═════ Data for this task ═════

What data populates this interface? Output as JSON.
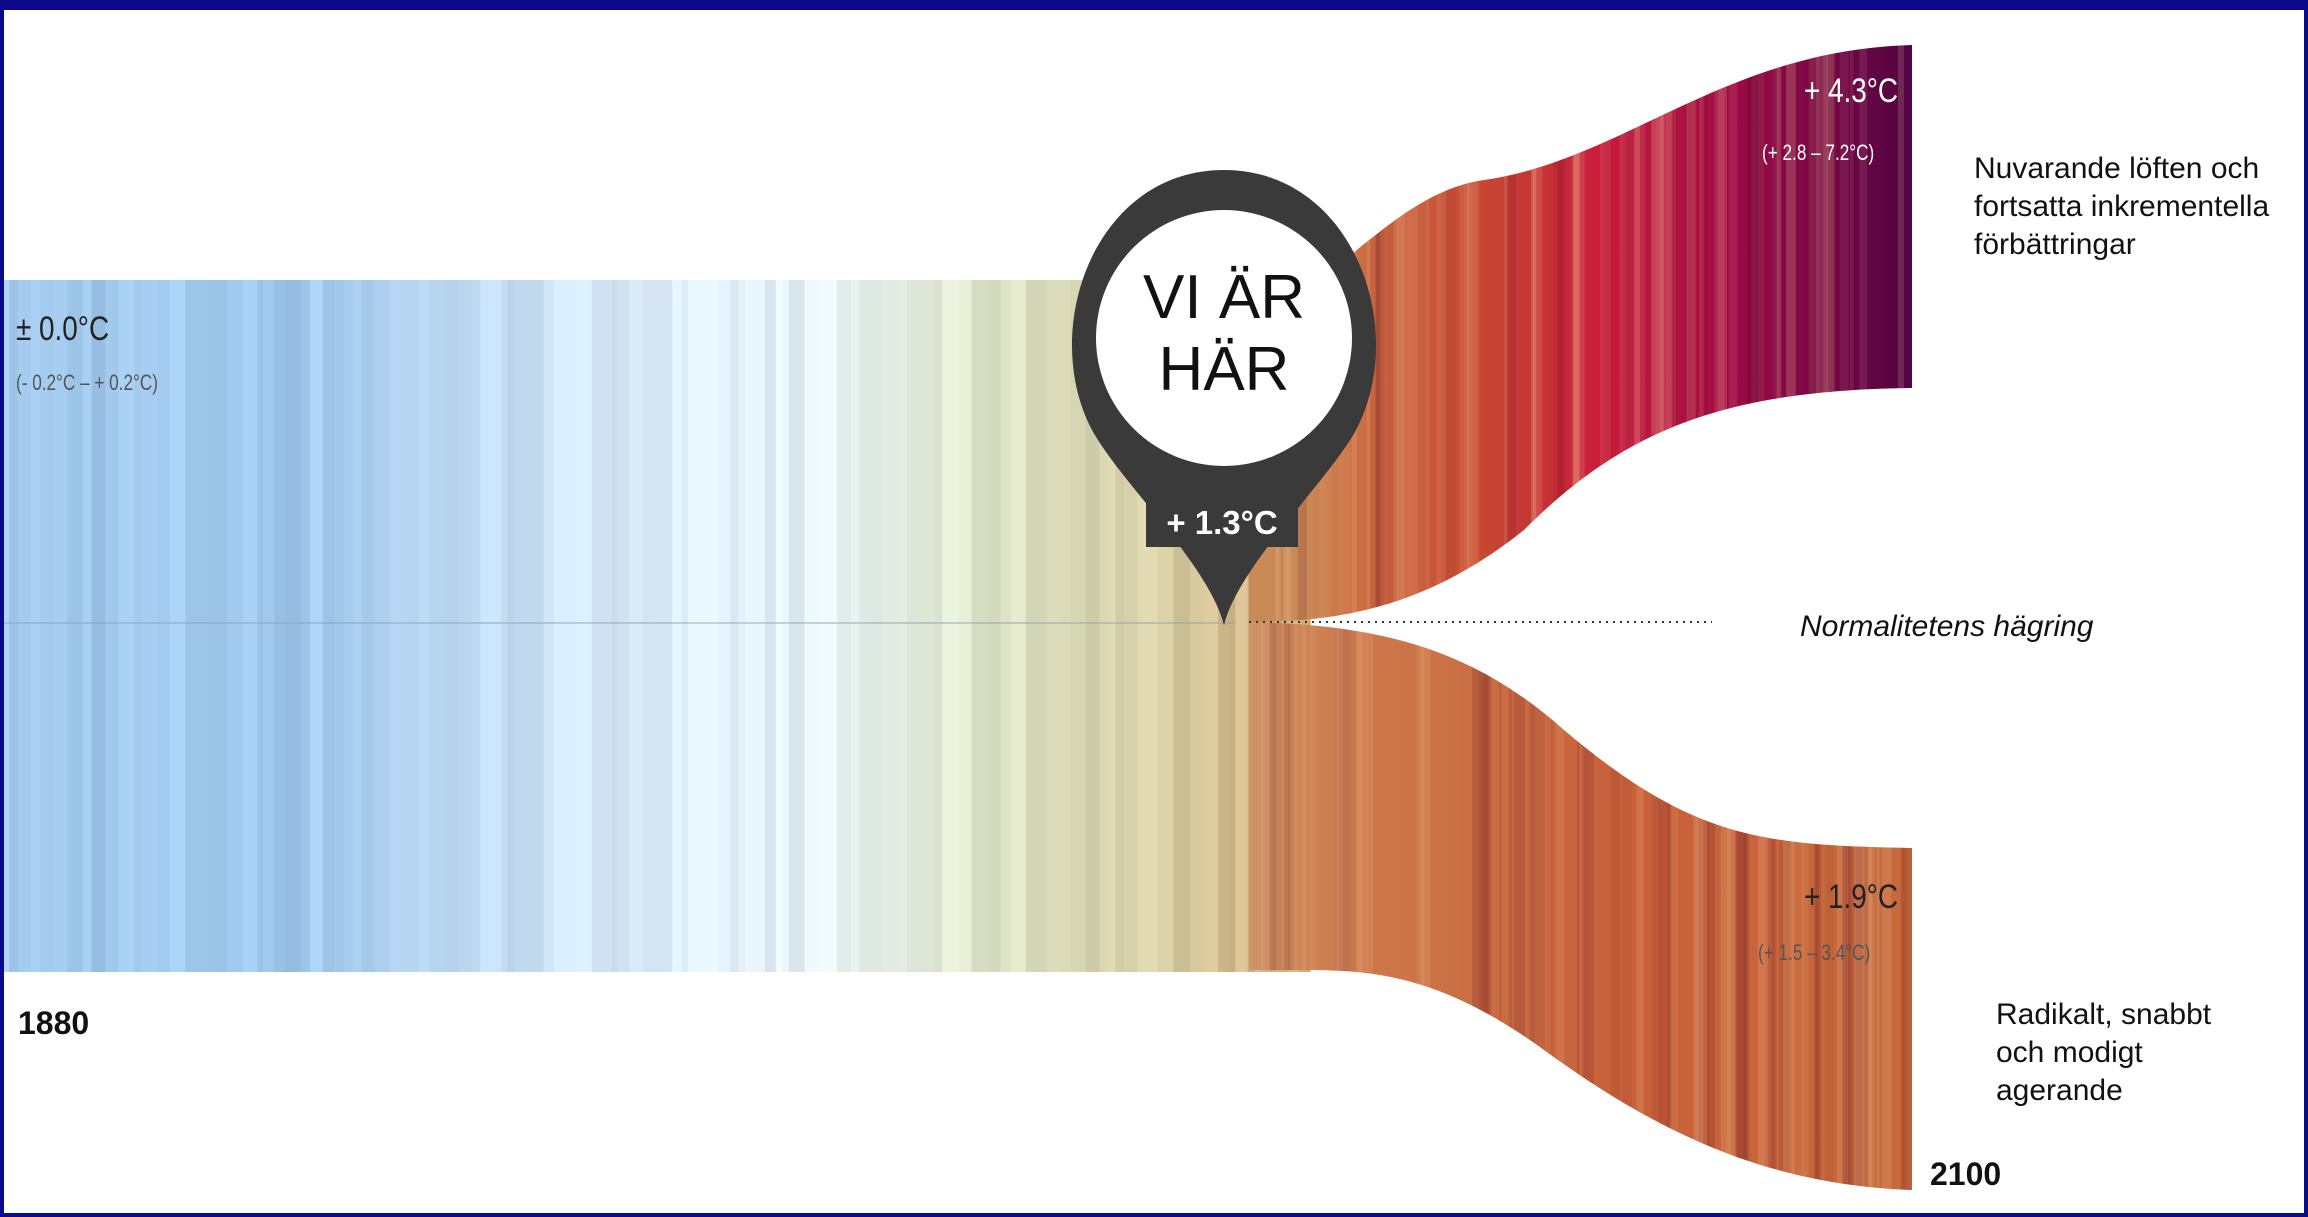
{
  "pin": {
    "line1": "VI ÄR",
    "line2": "HÄR",
    "badge": "+ 1.3°C"
  },
  "start": {
    "temp": "± 0.0°C",
    "range": "(- 0.2°C – + 0.2°C)",
    "year": "1880"
  },
  "upper_path": {
    "temp": "+ 4.3°C",
    "range": "(+ 2.8 – 7.2°C)",
    "description": "Nuvarande löften och fortsatta inkrementella förbättringar"
  },
  "lower_path": {
    "temp": "+ 1.9°C",
    "range": "(+ 1.5 – 3.4°C)",
    "description": "Radikalt, snabbt och modigt agerande",
    "year": "2100"
  },
  "mirage_label": "Normalitetens hägring",
  "colors": {
    "frame": "#0a0a8a",
    "pin": "#3a3a3a",
    "cool": "#a3cbee",
    "neutral": "#dde3c6",
    "warm": "#c8603a",
    "hot": "#5a0644"
  }
}
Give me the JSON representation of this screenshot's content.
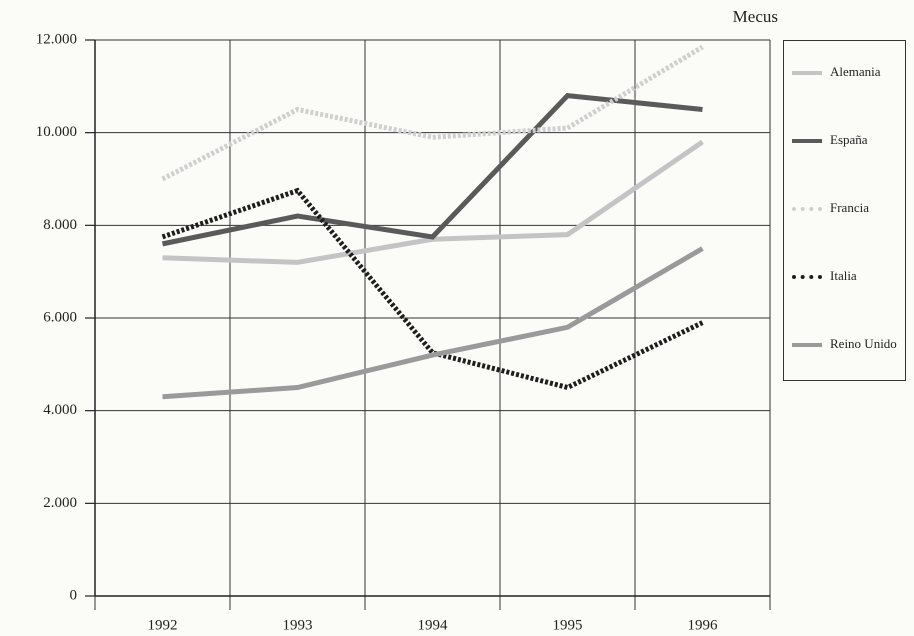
{
  "chart_data": {
    "type": "line",
    "unit_label": "Mecus",
    "categories": [
      "1992",
      "1993",
      "1994",
      "1995",
      "1996"
    ],
    "series": [
      {
        "name": "Alemania",
        "color": "#c4c4c4",
        "style": "solid",
        "values": [
          7300,
          7200,
          7700,
          7800,
          9800
        ]
      },
      {
        "name": "España",
        "color": "#5a5a5a",
        "style": "solid",
        "values": [
          7600,
          8200,
          7750,
          10800,
          10500
        ]
      },
      {
        "name": "Francia",
        "color": "#cfcfcf",
        "style": "dotted",
        "values": [
          9000,
          10500,
          9900,
          10100,
          11850
        ]
      },
      {
        "name": "Italia",
        "color": "#1e1e1e",
        "style": "dotted",
        "values": [
          7750,
          8750,
          5250,
          4500,
          5900
        ]
      },
      {
        "name": "Reino Unido",
        "color": "#9a9a9a",
        "style": "solid",
        "values": [
          4300,
          4500,
          5200,
          5800,
          7500
        ]
      }
    ],
    "ylim": [
      0,
      12000
    ],
    "yticks": [
      {
        "value": 0,
        "label": "0"
      },
      {
        "value": 2000,
        "label": "2.000"
      },
      {
        "value": 4000,
        "label": "4.000"
      },
      {
        "value": 6000,
        "label": "6.000"
      },
      {
        "value": 8000,
        "label": "8.000"
      },
      {
        "value": 10000,
        "label": "10.000"
      },
      {
        "value": 12000,
        "label": "12.000"
      }
    ],
    "grid": true
  }
}
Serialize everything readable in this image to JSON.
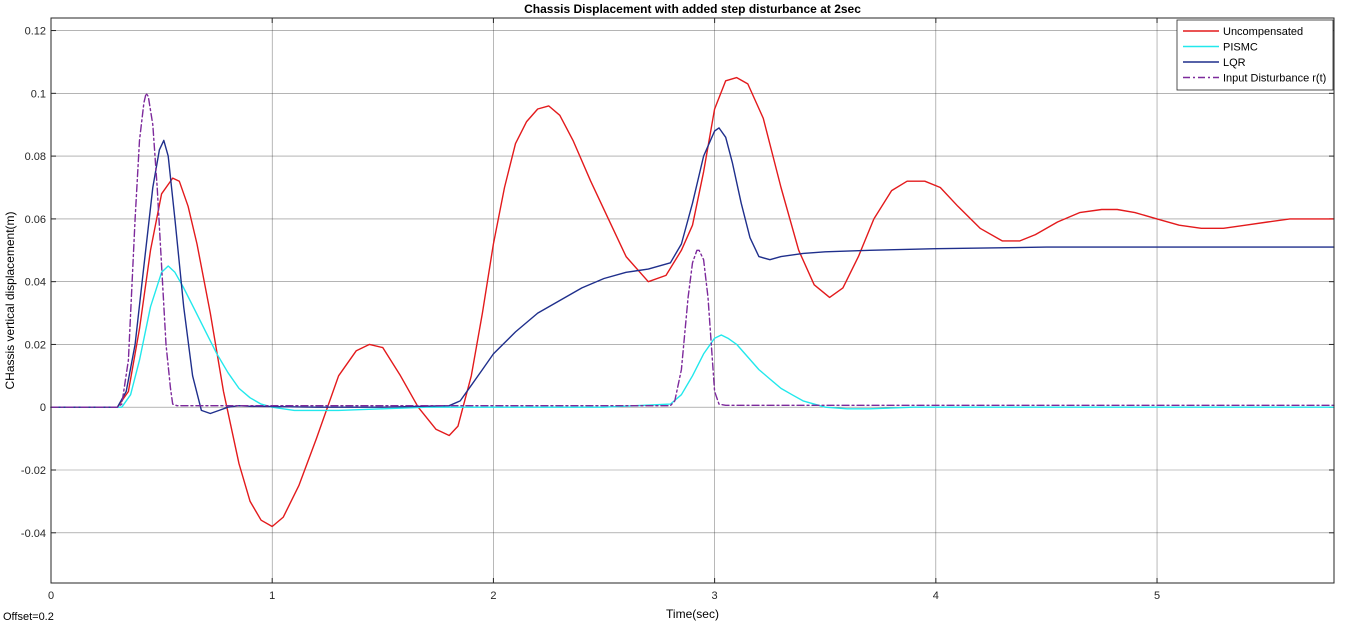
{
  "chart_data": {
    "type": "line",
    "title": "Chassis Displacement with added step disturbance at 2sec",
    "xlabel": "Time(sec)",
    "ylabel": "CHassis vertical displacement(m)",
    "xlim": [
      0,
      5.8
    ],
    "ylim": [
      -0.056,
      0.124
    ],
    "xticks": [
      0,
      1,
      2,
      3,
      4,
      5
    ],
    "yticks": [
      -0.04,
      -0.02,
      0,
      0.02,
      0.04,
      0.06,
      0.08,
      0.1,
      0.12
    ],
    "grid": true,
    "legend": "top-right",
    "footer": "Offset=0.2",
    "series": [
      {
        "name": "Uncompensated",
        "color": "#e31a1c",
        "dash": "solid",
        "x": [
          0,
          0.3,
          0.35,
          0.4,
          0.45,
          0.5,
          0.55,
          0.58,
          0.62,
          0.66,
          0.72,
          0.78,
          0.85,
          0.9,
          0.95,
          1.0,
          1.05,
          1.12,
          1.2,
          1.3,
          1.38,
          1.44,
          1.5,
          1.58,
          1.66,
          1.74,
          1.8,
          1.84,
          1.9,
          1.95,
          2.0,
          2.05,
          2.1,
          2.15,
          2.2,
          2.25,
          2.3,
          2.36,
          2.44,
          2.52,
          2.6,
          2.7,
          2.78,
          2.85,
          2.9,
          2.95,
          3.0,
          3.05,
          3.1,
          3.15,
          3.22,
          3.3,
          3.38,
          3.45,
          3.52,
          3.58,
          3.65,
          3.72,
          3.8,
          3.87,
          3.95,
          4.02,
          4.1,
          4.2,
          4.3,
          4.38,
          4.45,
          4.55,
          4.65,
          4.75,
          4.82,
          4.9,
          5.0,
          5.1,
          5.2,
          5.3,
          5.4,
          5.5,
          5.6,
          5.7,
          5.8
        ],
        "y": [
          0,
          0,
          0.005,
          0.025,
          0.05,
          0.068,
          0.073,
          0.072,
          0.064,
          0.052,
          0.03,
          0.005,
          -0.018,
          -0.03,
          -0.036,
          -0.038,
          -0.035,
          -0.025,
          -0.01,
          0.01,
          0.018,
          0.02,
          0.019,
          0.01,
          0.0,
          -0.007,
          -0.009,
          -0.006,
          0.01,
          0.03,
          0.052,
          0.07,
          0.084,
          0.091,
          0.095,
          0.096,
          0.093,
          0.085,
          0.072,
          0.06,
          0.048,
          0.04,
          0.042,
          0.05,
          0.058,
          0.075,
          0.095,
          0.104,
          0.105,
          0.103,
          0.092,
          0.07,
          0.05,
          0.039,
          0.035,
          0.038,
          0.048,
          0.06,
          0.069,
          0.072,
          0.072,
          0.07,
          0.064,
          0.057,
          0.053,
          0.053,
          0.055,
          0.059,
          0.062,
          0.063,
          0.063,
          0.062,
          0.06,
          0.058,
          0.057,
          0.057,
          0.058,
          0.059,
          0.06,
          0.06,
          0.06
        ]
      },
      {
        "name": "PISMC",
        "color": "#22e8ec",
        "dash": "solid",
        "x": [
          0,
          0.32,
          0.36,
          0.4,
          0.45,
          0.5,
          0.53,
          0.56,
          0.6,
          0.65,
          0.7,
          0.75,
          0.8,
          0.85,
          0.9,
          0.95,
          1.0,
          1.1,
          1.2,
          1.3,
          1.5,
          1.7,
          2.0,
          2.5,
          2.8,
          2.85,
          2.9,
          2.95,
          3.0,
          3.03,
          3.06,
          3.1,
          3.15,
          3.2,
          3.25,
          3.3,
          3.35,
          3.4,
          3.45,
          3.5,
          3.6,
          3.7,
          3.9,
          4.2,
          5.0,
          5.8
        ],
        "y": [
          0,
          0,
          0.004,
          0.015,
          0.032,
          0.043,
          0.045,
          0.043,
          0.038,
          0.031,
          0.024,
          0.017,
          0.011,
          0.006,
          0.003,
          0.001,
          0.0,
          -0.001,
          -0.001,
          -0.001,
          -0.0005,
          0,
          0,
          0,
          0.001,
          0.004,
          0.01,
          0.017,
          0.022,
          0.023,
          0.022,
          0.02,
          0.016,
          0.012,
          0.009,
          0.006,
          0.004,
          0.002,
          0.001,
          0.0,
          -0.0005,
          -0.0005,
          0,
          0,
          0,
          0
        ]
      },
      {
        "name": "LQR",
        "color": "#1f2f8c",
        "dash": "solid",
        "x": [
          0,
          0.3,
          0.34,
          0.38,
          0.42,
          0.46,
          0.49,
          0.51,
          0.53,
          0.56,
          0.6,
          0.64,
          0.68,
          0.72,
          0.76,
          0.8,
          0.85,
          0.9,
          1.0,
          1.2,
          1.5,
          1.8,
          1.85,
          1.9,
          1.95,
          2.0,
          2.1,
          2.2,
          2.3,
          2.4,
          2.5,
          2.6,
          2.7,
          2.8,
          2.85,
          2.9,
          2.95,
          3.0,
          3.02,
          3.05,
          3.08,
          3.12,
          3.16,
          3.2,
          3.25,
          3.3,
          3.4,
          3.5,
          3.7,
          4.0,
          4.5,
          5.0,
          5.5,
          5.8
        ],
        "y": [
          0,
          0,
          0.005,
          0.02,
          0.045,
          0.07,
          0.082,
          0.085,
          0.08,
          0.06,
          0.032,
          0.01,
          -0.001,
          -0.002,
          -0.001,
          0.0,
          0.0005,
          0.0003,
          0.0002,
          0,
          0,
          0.0005,
          0.002,
          0.007,
          0.012,
          0.017,
          0.024,
          0.03,
          0.034,
          0.038,
          0.041,
          0.043,
          0.044,
          0.046,
          0.052,
          0.065,
          0.08,
          0.088,
          0.089,
          0.086,
          0.078,
          0.065,
          0.054,
          0.048,
          0.047,
          0.048,
          0.049,
          0.0495,
          0.05,
          0.0505,
          0.051,
          0.051,
          0.051,
          0.051
        ]
      },
      {
        "name": "Input Disturbance r(t)",
        "color": "#7d2a9c",
        "dash": "dashdot",
        "x": [
          0,
          0.3,
          0.32,
          0.35,
          0.38,
          0.4,
          0.42,
          0.43,
          0.44,
          0.46,
          0.48,
          0.5,
          0.52,
          0.54,
          0.55,
          0.57,
          0.6,
          1.0,
          2.0,
          2.5,
          2.8,
          2.82,
          2.85,
          2.88,
          2.9,
          2.92,
          2.93,
          2.95,
          2.97,
          2.99,
          3.0,
          3.02,
          3.05,
          3.5,
          4.0,
          5.0,
          5.8
        ],
        "y": [
          0,
          0,
          0.001,
          0.015,
          0.06,
          0.085,
          0.097,
          0.1,
          0.099,
          0.09,
          0.07,
          0.045,
          0.02,
          0.006,
          0.001,
          0.0005,
          0.0005,
          0.0005,
          0.0005,
          0.0005,
          0.0005,
          0.002,
          0.012,
          0.035,
          0.046,
          0.05,
          0.05,
          0.047,
          0.035,
          0.015,
          0.005,
          0.001,
          0.0006,
          0.0006,
          0.0006,
          0.0006,
          0.0006
        ]
      }
    ]
  }
}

═════

## Do this
Read the data above. Pull out each line in which the string "name" appears.

## Solution to this problem
        "name": "Alemania",
        "name": "España",
        "name": "Francia",
        "name": "Italia",
        "name": "Reino Unido",
        "name": "Uncompensated",
        "name": "PISMC",
        "name": "LQR",
        "name": "Input Disturbance r(t)",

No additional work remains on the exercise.